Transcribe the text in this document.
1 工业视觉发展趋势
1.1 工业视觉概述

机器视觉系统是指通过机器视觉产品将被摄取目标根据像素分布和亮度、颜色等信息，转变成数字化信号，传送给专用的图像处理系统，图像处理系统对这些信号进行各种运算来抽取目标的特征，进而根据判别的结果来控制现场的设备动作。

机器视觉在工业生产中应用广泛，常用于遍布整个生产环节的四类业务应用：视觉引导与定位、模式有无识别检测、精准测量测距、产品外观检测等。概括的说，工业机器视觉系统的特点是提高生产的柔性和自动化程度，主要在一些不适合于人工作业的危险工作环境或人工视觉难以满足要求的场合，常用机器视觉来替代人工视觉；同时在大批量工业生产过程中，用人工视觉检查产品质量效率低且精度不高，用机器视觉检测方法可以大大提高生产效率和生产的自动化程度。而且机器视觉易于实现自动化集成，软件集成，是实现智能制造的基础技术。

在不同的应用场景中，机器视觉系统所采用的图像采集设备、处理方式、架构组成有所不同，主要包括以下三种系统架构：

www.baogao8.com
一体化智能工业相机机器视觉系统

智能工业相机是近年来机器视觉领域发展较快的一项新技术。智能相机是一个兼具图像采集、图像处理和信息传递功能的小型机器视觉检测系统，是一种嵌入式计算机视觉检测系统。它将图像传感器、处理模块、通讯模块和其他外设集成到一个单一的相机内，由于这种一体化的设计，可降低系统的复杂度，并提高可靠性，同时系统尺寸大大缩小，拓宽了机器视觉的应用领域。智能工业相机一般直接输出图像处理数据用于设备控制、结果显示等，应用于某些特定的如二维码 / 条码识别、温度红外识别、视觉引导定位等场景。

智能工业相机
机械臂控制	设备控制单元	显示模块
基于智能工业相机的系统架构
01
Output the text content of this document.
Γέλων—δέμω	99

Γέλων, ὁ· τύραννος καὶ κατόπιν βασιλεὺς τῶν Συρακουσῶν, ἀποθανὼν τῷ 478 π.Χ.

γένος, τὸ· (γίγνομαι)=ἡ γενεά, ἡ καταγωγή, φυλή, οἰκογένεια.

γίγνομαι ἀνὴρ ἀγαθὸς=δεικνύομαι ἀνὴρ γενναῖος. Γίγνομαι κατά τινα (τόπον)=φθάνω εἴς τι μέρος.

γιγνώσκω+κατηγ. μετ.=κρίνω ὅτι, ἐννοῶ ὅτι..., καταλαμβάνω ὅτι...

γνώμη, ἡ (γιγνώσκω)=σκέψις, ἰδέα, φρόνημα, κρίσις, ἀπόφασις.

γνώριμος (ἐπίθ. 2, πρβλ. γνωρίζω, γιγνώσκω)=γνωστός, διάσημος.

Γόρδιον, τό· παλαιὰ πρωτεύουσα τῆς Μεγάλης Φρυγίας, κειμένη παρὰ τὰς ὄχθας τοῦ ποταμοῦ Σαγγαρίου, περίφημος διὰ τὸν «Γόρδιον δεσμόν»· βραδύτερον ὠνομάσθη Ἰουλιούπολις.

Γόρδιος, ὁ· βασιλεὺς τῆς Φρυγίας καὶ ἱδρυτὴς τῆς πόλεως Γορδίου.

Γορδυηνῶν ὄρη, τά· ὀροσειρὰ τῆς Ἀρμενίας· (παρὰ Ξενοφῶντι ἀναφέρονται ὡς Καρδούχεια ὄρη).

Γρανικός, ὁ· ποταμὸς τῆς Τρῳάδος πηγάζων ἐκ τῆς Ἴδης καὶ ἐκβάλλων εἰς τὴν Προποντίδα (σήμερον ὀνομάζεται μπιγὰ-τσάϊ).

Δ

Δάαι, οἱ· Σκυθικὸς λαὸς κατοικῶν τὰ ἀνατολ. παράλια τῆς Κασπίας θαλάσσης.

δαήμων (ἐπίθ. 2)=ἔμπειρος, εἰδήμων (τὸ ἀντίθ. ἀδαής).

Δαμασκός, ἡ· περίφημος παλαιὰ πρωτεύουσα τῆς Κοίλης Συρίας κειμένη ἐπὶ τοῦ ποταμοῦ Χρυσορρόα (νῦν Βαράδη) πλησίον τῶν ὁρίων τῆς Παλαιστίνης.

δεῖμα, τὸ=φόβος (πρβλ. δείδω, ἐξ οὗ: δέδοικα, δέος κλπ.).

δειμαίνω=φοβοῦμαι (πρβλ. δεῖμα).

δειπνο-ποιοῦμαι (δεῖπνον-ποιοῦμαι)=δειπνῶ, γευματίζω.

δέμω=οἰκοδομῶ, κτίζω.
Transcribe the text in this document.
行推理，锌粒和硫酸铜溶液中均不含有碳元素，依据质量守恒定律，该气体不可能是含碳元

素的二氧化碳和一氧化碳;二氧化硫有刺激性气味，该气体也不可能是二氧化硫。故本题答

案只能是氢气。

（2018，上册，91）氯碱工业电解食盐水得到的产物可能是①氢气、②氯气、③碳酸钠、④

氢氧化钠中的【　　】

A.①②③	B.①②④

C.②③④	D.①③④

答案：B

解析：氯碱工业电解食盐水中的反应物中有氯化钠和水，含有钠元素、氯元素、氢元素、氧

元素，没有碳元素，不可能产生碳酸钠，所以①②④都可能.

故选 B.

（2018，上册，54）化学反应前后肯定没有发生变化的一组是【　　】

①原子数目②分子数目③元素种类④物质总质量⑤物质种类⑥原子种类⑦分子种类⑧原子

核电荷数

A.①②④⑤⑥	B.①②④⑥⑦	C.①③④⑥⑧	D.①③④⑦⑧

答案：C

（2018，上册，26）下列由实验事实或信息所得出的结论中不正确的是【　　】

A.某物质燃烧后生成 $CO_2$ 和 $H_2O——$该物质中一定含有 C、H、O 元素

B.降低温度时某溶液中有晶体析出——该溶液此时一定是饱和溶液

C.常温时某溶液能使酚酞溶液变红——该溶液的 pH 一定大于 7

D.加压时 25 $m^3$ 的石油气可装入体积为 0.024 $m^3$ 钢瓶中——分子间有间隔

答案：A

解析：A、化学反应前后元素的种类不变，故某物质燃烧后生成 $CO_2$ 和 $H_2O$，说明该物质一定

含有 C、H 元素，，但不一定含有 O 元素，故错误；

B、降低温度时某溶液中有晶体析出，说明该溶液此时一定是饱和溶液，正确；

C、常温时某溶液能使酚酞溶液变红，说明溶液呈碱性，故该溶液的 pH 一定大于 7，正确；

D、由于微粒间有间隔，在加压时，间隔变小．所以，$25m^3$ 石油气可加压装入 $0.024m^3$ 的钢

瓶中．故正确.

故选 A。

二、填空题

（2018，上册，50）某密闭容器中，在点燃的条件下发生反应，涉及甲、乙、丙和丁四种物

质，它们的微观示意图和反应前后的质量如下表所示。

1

◆ **EXERCISE OBJECTIVE**:
The records above should be repeated in full, exactly as given.

◆ **ANSWER TO THIS EXERCISE**:
Transcribe the text in this document.
1 工业视觉发展趋势
1.1 工业视觉概述

机器视觉系统是指通过机器视觉产品将被摄取目标根据像素分布和亮度、颜色等信息，转变成数字化信号，传送给专用的图像处理系统，图像处理系统对这些信号进行各种运算来抽取目标的特征，进而根据判别的结果来控制现场的设备动作。

机器视觉在工业生产中应用广泛，常用于遍布整个生产环节的四类业务应用：视觉引导与定位、模式有无识别检测、精准测量测距、产品外观检测等。概括的说，工业机器视觉系统的特点是提高生产的柔性和自动化程度，主要在一些不适合于人工作业的危险工作环境或人工视觉难以满足要求的场合，常用机器视觉来替代人工视觉；同时在大批量工业生产过程中，用人工视觉检查产品质量效率低且精度不高，用机器视觉检测方法可以大大提高生产效率和生产的自动化程度。而且机器视觉易于实现自动化集成，软件集成，是实现智能制造的基础技术。

在不同的应用场景中，机器视觉系统所采用的图像采集设备、处理方式、架构组成有所不同，主要包括以下三种系统架构：

www.baogao8.com
一体化智能工业相机机器视觉系统

智能工业相机是近年来机器视觉领域发展较快的一项新技术。智能相机是一个兼具图像采集、图像处理和信息传递功能的小型机器视觉检测系统，是一种嵌入式计算机视觉检测系统。它将图像传感器、处理模块、通讯模块和其他外设集成到一个单一的相机内，由于这种一体化的设计，可降低系统的复杂度，并提高可靠性，同时系统尺寸大大缩小，拓宽了机器视觉的应用领域。智能工业相机一般直接输出图像处理数据用于设备控制、结果显示等，应用于某些特定的如二维码 / 条码识别、温度红外识别、视觉引导定位等场景。

智能工业相机
机械臂控制	设备控制单元	显示模块
基于智能工业相机的系统架构
01
Output the text content of this document.
Γέλων—δέμω	99

Γέλων, ὁ· τύραννος καὶ κατόπιν βασιλεὺς τῶν Συρακουσῶν, ἀποθανὼν τῷ 478 π.Χ.

γένος, τὸ· (γίγνομαι)=ἡ γενεά, ἡ καταγωγή, φυλή, οἰκογένεια.

γίγνομαι ἀνὴρ ἀγαθὸς=δεικνύομαι ἀνὴρ γενναῖος. Γίγνομαι κατά τινα (τόπον)=φθάνω εἴς τι μέρος.

γιγνώσκω+κατηγ. μετ.=κρίνω ὅτι, ἐννοῶ ὅτι..., καταλαμβάνω ὅτι...

γνώμη, ἡ (γιγνώσκω)=σκέψις, ἰδέα, φρόνημα, κρίσις, ἀπόφασις.

γνώριμος (ἐπίθ. 2, πρβλ. γνωρίζω, γιγνώσκω)=γνωστός, διάσημος.

Γόρδιον, τό· παλαιὰ πρωτεύουσα τῆς Μεγάλης Φρυγίας, κειμένη παρὰ τὰς ὄχθας τοῦ ποταμοῦ Σαγγαρίου, περίφημος διὰ τὸν «Γόρδιον δεσμόν»· βραδύτερον ὠνομάσθη Ἰουλιούπολις.

Γόρδιος, ὁ· βασιλεὺς τῆς Φρυγίας καὶ ἱδρυτὴς τῆς πόλεως Γορδίου.

Γορδυηνῶν ὄρη, τά· ὀροσειρὰ τῆς Ἀρμενίας· (παρὰ Ξενοφῶντι ἀναφέρονται ὡς Καρδούχεια ὄρη).

Γρανικός, ὁ· ποταμὸς τῆς Τρῳάδος πηγάζων ἐκ τῆς Ἴδης καὶ ἐκβάλλων εἰς τὴν Προποντίδα (σήμερον ὀνομάζεται μπιγὰ-τσάϊ).

Δ

Δάαι, οἱ· Σκυθικὸς λαὸς κατοικῶν τὰ ἀνατολ. παράλια τῆς Κασπίας θαλάσσης.

δαήμων (ἐπίθ. 2)=ἔμπειρος, εἰδήμων (τὸ ἀντίθ. ἀδαής).

Δαμασκός, ἡ· περίφημος παλαιὰ πρωτεύουσα τῆς Κοίλης Συρίας κειμένη ἐπὶ τοῦ ποταμοῦ Χρυσορρόα (νῦν Βαράδη) πλησίον τῶν ὁρίων τῆς Παλαιστίνης.

δεῖμα, τὸ=φόβος (πρβλ. δείδω, ἐξ οὗ: δέδοικα, δέος κλπ.).

δειμαίνω=φοβοῦμαι (πρβλ. δεῖμα).

δειπνο-ποιοῦμαι (δεῖπνον-ποιοῦμαι)=δειπνῶ, γευματίζω.

δέμω=οἰκοδομῶ, κτίζω.
Transcribe the text in this document.
行推理，锌粒和硫酸铜溶液中均不含有碳元素，依据质量守恒定律，该气体不可能是含碳元

素的二氧化碳和一氧化碳;二氧化硫有刺激性气味，该气体也不可能是二氧化硫。故本题答

案只能是氢气。

（2018，上册，91）氯碱工业电解食盐水得到的产物可能是①氢气、②氯气、③碳酸钠、④

氢氧化钠中的【　　】

A.①②③	B.①②④

C.②③④	D.①③④

答案：B

解析：氯碱工业电解食盐水中的反应物中有氯化钠和水，含有钠元素、氯元素、氢元素、氧

元素，没有碳元素，不可能产生碳酸钠，所以①②④都可能.

故选 B.

（2018，上册，54）化学反应前后肯定没有发生变化的一组是【　　】

①原子数目②分子数目③元素种类④物质总质量⑤物质种类⑥原子种类⑦分子种类⑧原子

核电荷数

A.①②④⑤⑥	B.①②④⑥⑦	C.①③④⑥⑧	D.①③④⑦⑧

答案：C

（2018，上册，26）下列由实验事实或信息所得出的结论中不正确的是【　　】

A.某物质燃烧后生成 $CO_2$ 和 $H_2O——$该物质中一定含有 C、H、O 元素

B.降低温度时某溶液中有晶体析出——该溶液此时一定是饱和溶液

C.常温时某溶液能使酚酞溶液变红——该溶液的 pH 一定大于 7

D.加压时 25 $m^3$ 的石油气可装入体积为 0.024 $m^3$ 钢瓶中——分子间有间隔

答案：A

解析：A、化学反应前后元素的种类不变，故某物质燃烧后生成 $CO_2$ 和 $H_2O$，说明该物质一定

含有 C、H 元素，，但不一定含有 O 元素，故错误；

B、降低温度时某溶液中有晶体析出，说明该溶液此时一定是饱和溶液，正确；

C、常温时某溶液能使酚酞溶液变红，说明溶液呈碱性，故该溶液的 pH 一定大于 7，正确；

D、由于微粒间有间隔，在加压时，间隔变小．所以，$25m^3$ 石油气可加压装入 $0.024m^3$ 的钢

瓶中．故正确.

故选 A。

二、填空题

（2018，上册，50）某密闭容器中，在点燃的条件下发生反应，涉及甲、乙、丙和丁四种物

质，它们的微观示意图和反应前后的质量如下表所示。

1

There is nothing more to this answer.